Your task ▸ Return all lines from the listing below in which the string "переключения" occurs.

Input records ▸

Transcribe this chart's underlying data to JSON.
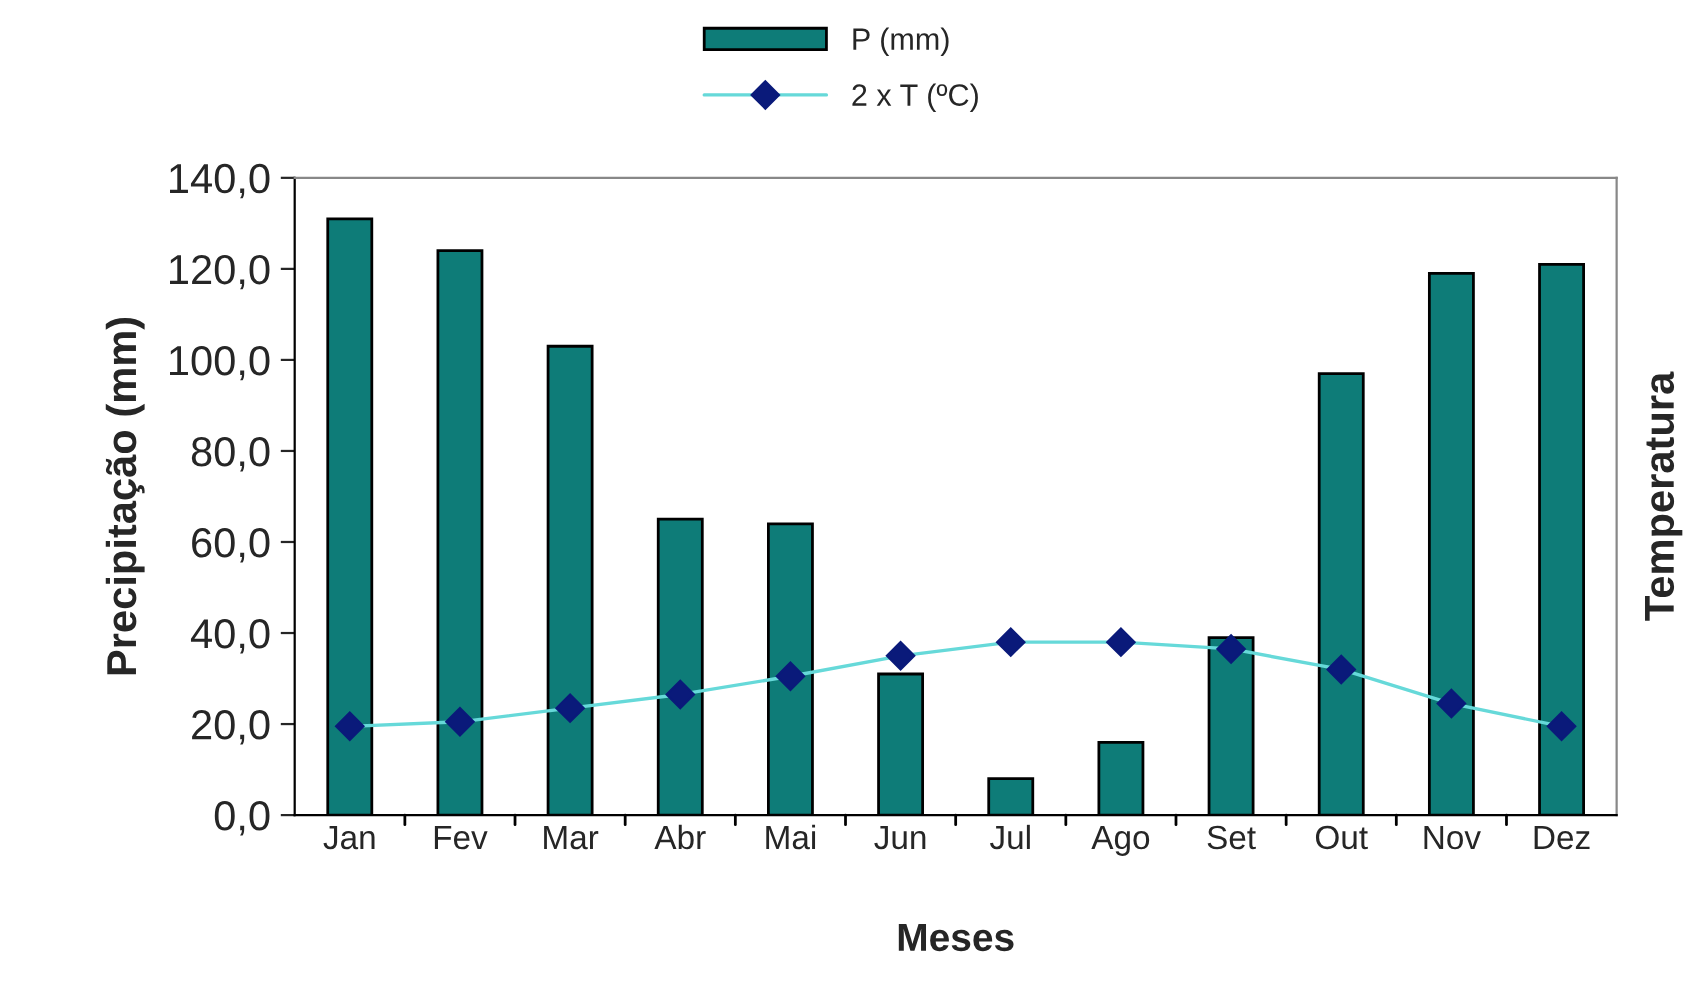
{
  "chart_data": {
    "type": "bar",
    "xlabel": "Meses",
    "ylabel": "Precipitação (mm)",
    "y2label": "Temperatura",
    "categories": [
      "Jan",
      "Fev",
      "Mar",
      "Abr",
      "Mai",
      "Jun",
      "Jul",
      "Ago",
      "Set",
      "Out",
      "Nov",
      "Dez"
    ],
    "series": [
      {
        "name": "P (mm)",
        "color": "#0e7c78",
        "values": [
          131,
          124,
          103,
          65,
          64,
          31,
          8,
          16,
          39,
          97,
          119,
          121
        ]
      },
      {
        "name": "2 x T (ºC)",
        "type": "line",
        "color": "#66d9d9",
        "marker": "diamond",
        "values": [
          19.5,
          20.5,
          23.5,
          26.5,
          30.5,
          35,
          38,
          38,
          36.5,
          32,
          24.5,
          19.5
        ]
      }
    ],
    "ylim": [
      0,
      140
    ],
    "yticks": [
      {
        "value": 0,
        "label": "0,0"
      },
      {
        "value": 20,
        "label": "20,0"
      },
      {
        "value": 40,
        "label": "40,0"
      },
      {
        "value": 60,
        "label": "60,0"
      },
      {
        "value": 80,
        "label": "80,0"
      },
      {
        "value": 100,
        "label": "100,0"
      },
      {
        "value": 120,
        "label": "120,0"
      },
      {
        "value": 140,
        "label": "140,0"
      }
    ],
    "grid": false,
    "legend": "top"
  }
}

* * *

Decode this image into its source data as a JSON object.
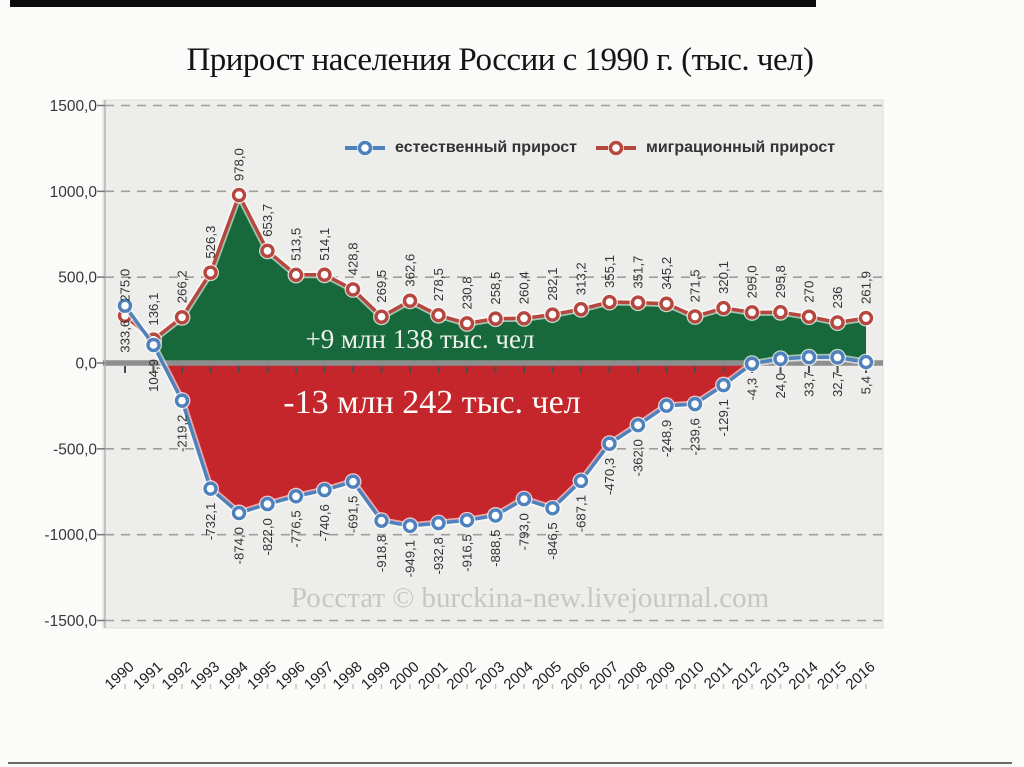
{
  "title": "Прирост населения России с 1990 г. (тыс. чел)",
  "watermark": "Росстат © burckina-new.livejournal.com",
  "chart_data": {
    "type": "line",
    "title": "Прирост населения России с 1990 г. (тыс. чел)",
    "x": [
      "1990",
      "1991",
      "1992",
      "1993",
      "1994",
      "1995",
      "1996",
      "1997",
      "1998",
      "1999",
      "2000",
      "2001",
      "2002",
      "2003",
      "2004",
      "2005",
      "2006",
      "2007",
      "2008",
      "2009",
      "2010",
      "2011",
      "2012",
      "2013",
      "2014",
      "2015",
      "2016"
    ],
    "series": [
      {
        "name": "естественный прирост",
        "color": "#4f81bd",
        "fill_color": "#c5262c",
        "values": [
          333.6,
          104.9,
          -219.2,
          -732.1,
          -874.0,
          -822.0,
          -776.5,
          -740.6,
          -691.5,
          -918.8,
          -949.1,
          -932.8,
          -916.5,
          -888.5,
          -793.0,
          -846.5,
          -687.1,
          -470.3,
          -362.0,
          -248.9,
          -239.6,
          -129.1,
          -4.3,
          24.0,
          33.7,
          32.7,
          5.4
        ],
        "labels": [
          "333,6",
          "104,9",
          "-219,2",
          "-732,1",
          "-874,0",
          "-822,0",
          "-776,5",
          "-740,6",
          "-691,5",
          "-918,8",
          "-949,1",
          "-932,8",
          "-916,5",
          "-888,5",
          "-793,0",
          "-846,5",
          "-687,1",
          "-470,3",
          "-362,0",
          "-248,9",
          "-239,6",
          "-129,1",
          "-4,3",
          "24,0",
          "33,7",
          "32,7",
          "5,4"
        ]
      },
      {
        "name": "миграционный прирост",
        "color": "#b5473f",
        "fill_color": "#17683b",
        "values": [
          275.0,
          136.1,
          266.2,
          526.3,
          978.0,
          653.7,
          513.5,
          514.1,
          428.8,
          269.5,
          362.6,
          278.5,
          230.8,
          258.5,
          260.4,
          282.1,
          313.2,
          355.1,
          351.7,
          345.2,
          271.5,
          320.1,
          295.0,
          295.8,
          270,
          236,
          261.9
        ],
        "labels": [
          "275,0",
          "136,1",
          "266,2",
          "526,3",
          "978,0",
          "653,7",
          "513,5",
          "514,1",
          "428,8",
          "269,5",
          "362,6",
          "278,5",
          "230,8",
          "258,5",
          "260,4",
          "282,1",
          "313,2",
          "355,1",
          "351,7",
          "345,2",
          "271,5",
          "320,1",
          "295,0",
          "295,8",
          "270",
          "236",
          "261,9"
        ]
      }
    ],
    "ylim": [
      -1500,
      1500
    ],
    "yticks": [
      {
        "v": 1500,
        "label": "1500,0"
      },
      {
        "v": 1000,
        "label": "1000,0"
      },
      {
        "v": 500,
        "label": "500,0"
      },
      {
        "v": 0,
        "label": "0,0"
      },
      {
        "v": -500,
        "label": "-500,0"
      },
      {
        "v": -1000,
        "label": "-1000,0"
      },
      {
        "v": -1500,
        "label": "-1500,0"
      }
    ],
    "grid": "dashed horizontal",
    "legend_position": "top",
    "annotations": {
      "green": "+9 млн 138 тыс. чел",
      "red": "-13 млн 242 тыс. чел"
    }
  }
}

* * *

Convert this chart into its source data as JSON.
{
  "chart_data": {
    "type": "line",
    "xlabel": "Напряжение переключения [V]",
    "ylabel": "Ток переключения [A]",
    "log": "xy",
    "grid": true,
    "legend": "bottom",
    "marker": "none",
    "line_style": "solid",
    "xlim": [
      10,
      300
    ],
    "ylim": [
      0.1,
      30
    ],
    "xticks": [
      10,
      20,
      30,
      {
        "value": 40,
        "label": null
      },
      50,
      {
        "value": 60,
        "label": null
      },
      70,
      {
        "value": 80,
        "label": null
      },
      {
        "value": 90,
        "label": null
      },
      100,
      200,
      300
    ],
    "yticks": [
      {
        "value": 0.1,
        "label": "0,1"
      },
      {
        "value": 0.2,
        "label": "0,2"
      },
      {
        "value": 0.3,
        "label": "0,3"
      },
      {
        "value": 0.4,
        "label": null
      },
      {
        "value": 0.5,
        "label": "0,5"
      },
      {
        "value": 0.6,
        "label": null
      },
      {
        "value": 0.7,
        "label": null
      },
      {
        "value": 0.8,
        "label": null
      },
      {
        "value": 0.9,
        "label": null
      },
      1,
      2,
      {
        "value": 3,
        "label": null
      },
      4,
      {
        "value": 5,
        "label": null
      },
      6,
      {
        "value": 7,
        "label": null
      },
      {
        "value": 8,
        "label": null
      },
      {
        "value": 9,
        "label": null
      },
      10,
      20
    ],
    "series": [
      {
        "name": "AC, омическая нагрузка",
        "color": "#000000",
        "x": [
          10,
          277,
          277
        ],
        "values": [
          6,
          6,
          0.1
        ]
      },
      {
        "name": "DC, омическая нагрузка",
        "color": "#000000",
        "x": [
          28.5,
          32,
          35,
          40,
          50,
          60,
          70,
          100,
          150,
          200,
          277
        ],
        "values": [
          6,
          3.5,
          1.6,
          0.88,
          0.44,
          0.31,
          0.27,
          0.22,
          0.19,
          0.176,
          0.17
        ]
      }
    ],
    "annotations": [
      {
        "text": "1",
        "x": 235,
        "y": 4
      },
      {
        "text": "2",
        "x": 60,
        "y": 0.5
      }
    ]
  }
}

Full response ▸
    "xlabel": "Напряжение переключения [V]",
    "ylabel": "Ток переключения [A]",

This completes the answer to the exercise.